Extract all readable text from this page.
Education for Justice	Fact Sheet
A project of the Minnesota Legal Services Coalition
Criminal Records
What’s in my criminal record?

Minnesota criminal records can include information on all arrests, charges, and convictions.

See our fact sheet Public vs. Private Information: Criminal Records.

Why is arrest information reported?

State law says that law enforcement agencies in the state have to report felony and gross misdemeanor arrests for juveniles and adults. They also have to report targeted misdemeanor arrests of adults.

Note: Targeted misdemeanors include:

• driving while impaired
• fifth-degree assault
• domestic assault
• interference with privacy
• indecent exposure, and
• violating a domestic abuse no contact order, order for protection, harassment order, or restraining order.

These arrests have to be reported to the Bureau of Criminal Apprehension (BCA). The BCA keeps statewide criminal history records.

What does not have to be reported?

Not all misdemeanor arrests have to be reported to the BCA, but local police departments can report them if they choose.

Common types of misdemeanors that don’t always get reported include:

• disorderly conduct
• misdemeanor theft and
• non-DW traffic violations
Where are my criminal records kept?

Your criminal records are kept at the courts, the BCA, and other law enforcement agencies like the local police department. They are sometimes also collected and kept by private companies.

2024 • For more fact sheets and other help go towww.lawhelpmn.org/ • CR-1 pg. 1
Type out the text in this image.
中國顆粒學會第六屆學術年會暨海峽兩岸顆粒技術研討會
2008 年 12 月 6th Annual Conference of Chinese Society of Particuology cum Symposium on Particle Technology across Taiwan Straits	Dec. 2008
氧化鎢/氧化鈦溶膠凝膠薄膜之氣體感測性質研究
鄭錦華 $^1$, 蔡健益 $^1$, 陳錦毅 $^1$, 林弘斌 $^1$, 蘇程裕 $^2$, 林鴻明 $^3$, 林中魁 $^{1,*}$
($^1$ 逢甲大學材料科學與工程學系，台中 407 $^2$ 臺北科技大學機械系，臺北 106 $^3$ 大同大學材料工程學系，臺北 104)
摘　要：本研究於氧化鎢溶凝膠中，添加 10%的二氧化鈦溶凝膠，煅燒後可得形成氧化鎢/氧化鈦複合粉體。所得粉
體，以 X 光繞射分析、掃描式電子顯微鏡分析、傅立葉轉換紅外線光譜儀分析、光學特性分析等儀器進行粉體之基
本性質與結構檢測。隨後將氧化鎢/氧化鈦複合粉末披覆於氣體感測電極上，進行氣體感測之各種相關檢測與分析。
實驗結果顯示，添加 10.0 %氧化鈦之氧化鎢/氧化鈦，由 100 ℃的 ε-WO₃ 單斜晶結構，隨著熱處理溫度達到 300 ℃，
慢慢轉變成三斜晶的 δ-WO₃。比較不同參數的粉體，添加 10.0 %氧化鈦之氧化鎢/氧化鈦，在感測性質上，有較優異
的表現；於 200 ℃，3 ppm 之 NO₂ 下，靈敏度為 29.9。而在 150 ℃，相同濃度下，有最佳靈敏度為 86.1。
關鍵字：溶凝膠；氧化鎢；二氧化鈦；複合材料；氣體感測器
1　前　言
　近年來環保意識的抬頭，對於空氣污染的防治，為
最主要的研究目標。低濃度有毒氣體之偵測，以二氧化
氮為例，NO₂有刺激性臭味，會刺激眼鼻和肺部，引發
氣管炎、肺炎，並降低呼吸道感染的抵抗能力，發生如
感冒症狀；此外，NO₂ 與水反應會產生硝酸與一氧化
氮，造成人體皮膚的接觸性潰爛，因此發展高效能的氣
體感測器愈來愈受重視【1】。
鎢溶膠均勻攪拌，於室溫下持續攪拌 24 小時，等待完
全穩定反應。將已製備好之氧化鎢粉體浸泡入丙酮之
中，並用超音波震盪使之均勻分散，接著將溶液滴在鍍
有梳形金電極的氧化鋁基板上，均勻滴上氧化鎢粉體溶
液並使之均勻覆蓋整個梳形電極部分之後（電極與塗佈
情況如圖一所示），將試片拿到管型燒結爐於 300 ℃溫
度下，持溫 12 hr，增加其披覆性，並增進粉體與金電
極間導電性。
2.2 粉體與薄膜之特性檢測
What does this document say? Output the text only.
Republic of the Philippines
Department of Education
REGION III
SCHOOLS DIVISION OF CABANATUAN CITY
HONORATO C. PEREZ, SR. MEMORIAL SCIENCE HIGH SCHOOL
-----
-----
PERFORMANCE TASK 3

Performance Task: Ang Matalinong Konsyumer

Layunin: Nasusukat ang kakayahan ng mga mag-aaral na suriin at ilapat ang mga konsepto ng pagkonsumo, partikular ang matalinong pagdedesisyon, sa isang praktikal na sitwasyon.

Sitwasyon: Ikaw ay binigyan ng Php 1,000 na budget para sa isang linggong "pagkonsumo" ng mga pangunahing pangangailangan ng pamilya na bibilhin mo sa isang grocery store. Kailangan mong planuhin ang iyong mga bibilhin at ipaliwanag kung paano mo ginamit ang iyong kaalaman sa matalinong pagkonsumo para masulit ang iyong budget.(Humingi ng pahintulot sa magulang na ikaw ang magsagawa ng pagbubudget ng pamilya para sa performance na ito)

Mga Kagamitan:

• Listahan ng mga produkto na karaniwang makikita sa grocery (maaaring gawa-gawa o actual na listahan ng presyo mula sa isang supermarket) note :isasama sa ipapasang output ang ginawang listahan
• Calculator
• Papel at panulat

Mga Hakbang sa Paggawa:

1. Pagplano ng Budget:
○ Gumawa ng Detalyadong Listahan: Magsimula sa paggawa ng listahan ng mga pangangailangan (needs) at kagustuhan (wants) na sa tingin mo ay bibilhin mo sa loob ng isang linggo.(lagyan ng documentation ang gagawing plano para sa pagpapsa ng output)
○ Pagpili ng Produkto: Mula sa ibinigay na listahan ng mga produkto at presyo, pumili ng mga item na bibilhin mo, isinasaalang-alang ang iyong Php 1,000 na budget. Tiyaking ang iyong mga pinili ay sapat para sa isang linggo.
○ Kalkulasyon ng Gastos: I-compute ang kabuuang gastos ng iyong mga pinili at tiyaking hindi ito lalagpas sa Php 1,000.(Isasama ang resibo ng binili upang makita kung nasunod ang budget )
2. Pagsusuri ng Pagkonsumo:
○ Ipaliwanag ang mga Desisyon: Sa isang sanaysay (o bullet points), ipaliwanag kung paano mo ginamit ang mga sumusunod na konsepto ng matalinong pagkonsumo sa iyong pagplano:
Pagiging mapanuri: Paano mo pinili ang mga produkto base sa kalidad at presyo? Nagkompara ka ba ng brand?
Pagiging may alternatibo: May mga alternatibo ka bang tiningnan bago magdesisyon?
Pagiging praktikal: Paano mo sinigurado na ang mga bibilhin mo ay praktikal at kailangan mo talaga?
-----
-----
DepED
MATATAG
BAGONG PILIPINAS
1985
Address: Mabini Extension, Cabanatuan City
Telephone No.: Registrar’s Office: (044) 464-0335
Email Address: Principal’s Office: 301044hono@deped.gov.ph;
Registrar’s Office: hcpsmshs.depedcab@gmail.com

- **TASK TO CARRY OUT**:
Every record should be given again exactly.

- **FULL OUTPUT**:
Extract all readable text from this page.
Education for Justice	Fact Sheet
A project of the Minnesota Legal Services Coalition
Criminal Records
What’s in my criminal record?

Minnesota criminal records can include information on all arrests, charges, and convictions.

See our fact sheet Public vs. Private Information: Criminal Records.

Why is arrest information reported?

State law says that law enforcement agencies in the state have to report felony and gross misdemeanor arrests for juveniles and adults. They also have to report targeted misdemeanor arrests of adults.

Note: Targeted misdemeanors include:

• driving while impaired
• fifth-degree assault
• domestic assault
• interference with privacy
• indecent exposure, and
• violating a domestic abuse no contact order, order for protection, harassment order, or restraining order.

These arrests have to be reported to the Bureau of Criminal Apprehension (BCA). The BCA keeps statewide criminal history records.

What does not have to be reported?

Not all misdemeanor arrests have to be reported to the BCA, but local police departments can report them if they choose.

Common types of misdemeanors that don’t always get reported include:

• disorderly conduct
• misdemeanor theft and
• non-DW traffic violations
Where are my criminal records kept?

Your criminal records are kept at the courts, the BCA, and other law enforcement agencies like the local police department. They are sometimes also collected and kept by private companies.

2024 • For more fact sheets and other help go towww.lawhelpmn.org/ • CR-1 pg. 1
Type out the text in this image.
中國顆粒學會第六屆學術年會暨海峽兩岸顆粒技術研討會
2008 年 12 月 6th Annual Conference of Chinese Society of Particuology cum Symposium on Particle Technology across Taiwan Straits	Dec. 2008
氧化鎢/氧化鈦溶膠凝膠薄膜之氣體感測性質研究
鄭錦華 $^1$, 蔡健益 $^1$, 陳錦毅 $^1$, 林弘斌 $^1$, 蘇程裕 $^2$, 林鴻明 $^3$, 林中魁 $^{1,*}$
($^1$ 逢甲大學材料科學與工程學系，台中 407 $^2$ 臺北科技大學機械系，臺北 106 $^3$ 大同大學材料工程學系，臺北 104)
摘　要：本研究於氧化鎢溶凝膠中，添加 10%的二氧化鈦溶凝膠，煅燒後可得形成氧化鎢/氧化鈦複合粉體。所得粉
體，以 X 光繞射分析、掃描式電子顯微鏡分析、傅立葉轉換紅外線光譜儀分析、光學特性分析等儀器進行粉體之基
本性質與結構檢測。隨後將氧化鎢/氧化鈦複合粉末披覆於氣體感測電極上，進行氣體感測之各種相關檢測與分析。
實驗結果顯示，添加 10.0 %氧化鈦之氧化鎢/氧化鈦，由 100 ℃的 ε-WO₃ 單斜晶結構，隨著熱處理溫度達到 300 ℃，
慢慢轉變成三斜晶的 δ-WO₃。比較不同參數的粉體，添加 10.0 %氧化鈦之氧化鎢/氧化鈦，在感測性質上，有較優異
的表現；於 200 ℃，3 ppm 之 NO₂ 下，靈敏度為 29.9。而在 150 ℃，相同濃度下，有最佳靈敏度為 86.1。
關鍵字：溶凝膠；氧化鎢；二氧化鈦；複合材料；氣體感測器
1　前　言
　近年來環保意識的抬頭，對於空氣污染的防治，為
最主要的研究目標。低濃度有毒氣體之偵測，以二氧化
氮為例，NO₂有刺激性臭味，會刺激眼鼻和肺部，引發
氣管炎、肺炎，並降低呼吸道感染的抵抗能力，發生如
感冒症狀；此外，NO₂ 與水反應會產生硝酸與一氧化
氮，造成人體皮膚的接觸性潰爛，因此發展高效能的氣
體感測器愈來愈受重視【1】。
鎢溶膠均勻攪拌，於室溫下持續攪拌 24 小時，等待完
全穩定反應。將已製備好之氧化鎢粉體浸泡入丙酮之
中，並用超音波震盪使之均勻分散，接著將溶液滴在鍍
有梳形金電極的氧化鋁基板上，均勻滴上氧化鎢粉體溶
液並使之均勻覆蓋整個梳形電極部分之後（電極與塗佈
情況如圖一所示），將試片拿到管型燒結爐於 300 ℃溫
度下，持溫 12 hr，增加其披覆性，並增進粉體與金電
極間導電性。
2.2 粉體與薄膜之特性檢測
What does this document say? Output the text only.
Republic of the Philippines
Department of Education
REGION III
SCHOOLS DIVISION OF CABANATUAN CITY
HONORATO C. PEREZ, SR. MEMORIAL SCIENCE HIGH SCHOOL
-----
-----
PERFORMANCE TASK 3

Performance Task: Ang Matalinong Konsyumer

Layunin: Nasusukat ang kakayahan ng mga mag-aaral na suriin at ilapat ang mga konsepto ng pagkonsumo, partikular ang matalinong pagdedesisyon, sa isang praktikal na sitwasyon.

Sitwasyon: Ikaw ay binigyan ng Php 1,000 na budget para sa isang linggong "pagkonsumo" ng mga pangunahing pangangailangan ng pamilya na bibilhin mo sa isang grocery store. Kailangan mong planuhin ang iyong mga bibilhin at ipaliwanag kung paano mo ginamit ang iyong kaalaman sa matalinong pagkonsumo para masulit ang iyong budget.(Humingi ng pahintulot sa magulang na ikaw ang magsagawa ng pagbubudget ng pamilya para sa performance na ito)

Mga Kagamitan:

• Listahan ng mga produkto na karaniwang makikita sa grocery (maaaring gawa-gawa o actual na listahan ng presyo mula sa isang supermarket) note :isasama sa ipapasang output ang ginawang listahan
• Calculator
• Papel at panulat

Mga Hakbang sa Paggawa:

1. Pagplano ng Budget:
○ Gumawa ng Detalyadong Listahan: Magsimula sa paggawa ng listahan ng mga pangangailangan (needs) at kagustuhan (wants) na sa tingin mo ay bibilhin mo sa loob ng isang linggo.(lagyan ng documentation ang gagawing plano para sa pagpapsa ng output)
○ Pagpili ng Produkto: Mula sa ibinigay na listahan ng mga produkto at presyo, pumili ng mga item na bibilhin mo, isinasaalang-alang ang iyong Php 1,000 na budget. Tiyaking ang iyong mga pinili ay sapat para sa isang linggo.
○ Kalkulasyon ng Gastos: I-compute ang kabuuang gastos ng iyong mga pinili at tiyaking hindi ito lalagpas sa Php 1,000.(Isasama ang resibo ng binili upang makita kung nasunod ang budget )
2. Pagsusuri ng Pagkonsumo:
○ Ipaliwanag ang mga Desisyon: Sa isang sanaysay (o bullet points), ipaliwanag kung paano mo ginamit ang mga sumusunod na konsepto ng matalinong pagkonsumo sa iyong pagplano:
Pagiging mapanuri: Paano mo pinili ang mga produkto base sa kalidad at presyo? Nagkompara ka ba ng brand?
Pagiging may alternatibo: May mga alternatibo ka bang tiningnan bago magdesisyon?
Pagiging praktikal: Paano mo sinigurado na ang mga bibilhin mo ay praktikal at kailangan mo talaga?
-----
-----
DepED
MATATAG
BAGONG PILIPINAS
1985
Address: Mabini Extension, Cabanatuan City
Telephone No.: Registrar’s Office: (044) 464-0335
Email Address: Principal’s Office: 301044hono@deped.gov.ph;
Registrar’s Office: hcpsmshs.depedcab@gmail.com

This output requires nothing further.